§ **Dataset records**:

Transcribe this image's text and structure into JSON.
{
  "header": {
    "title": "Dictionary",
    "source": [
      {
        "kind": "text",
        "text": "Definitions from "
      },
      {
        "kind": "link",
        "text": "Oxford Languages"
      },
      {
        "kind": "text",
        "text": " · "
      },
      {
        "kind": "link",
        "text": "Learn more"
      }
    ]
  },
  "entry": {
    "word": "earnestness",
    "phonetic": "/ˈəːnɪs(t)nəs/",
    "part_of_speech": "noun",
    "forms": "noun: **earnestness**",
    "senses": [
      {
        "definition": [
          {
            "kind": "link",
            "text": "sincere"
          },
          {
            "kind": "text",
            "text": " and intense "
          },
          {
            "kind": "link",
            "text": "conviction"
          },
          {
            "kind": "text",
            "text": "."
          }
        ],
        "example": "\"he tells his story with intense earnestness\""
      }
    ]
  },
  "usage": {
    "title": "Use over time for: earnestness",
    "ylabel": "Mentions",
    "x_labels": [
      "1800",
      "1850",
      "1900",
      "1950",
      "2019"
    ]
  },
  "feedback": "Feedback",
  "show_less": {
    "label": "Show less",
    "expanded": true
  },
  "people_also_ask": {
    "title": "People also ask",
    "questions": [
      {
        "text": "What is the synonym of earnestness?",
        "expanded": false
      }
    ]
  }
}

§ **WHAT YOU SHOULD DO**:
Lines from the records above that hold "noun" are the ones to list.

§ **CORRECT ANSWER**:
    "part_of_speech": "noun",
    "forms": "noun: **earnestness**",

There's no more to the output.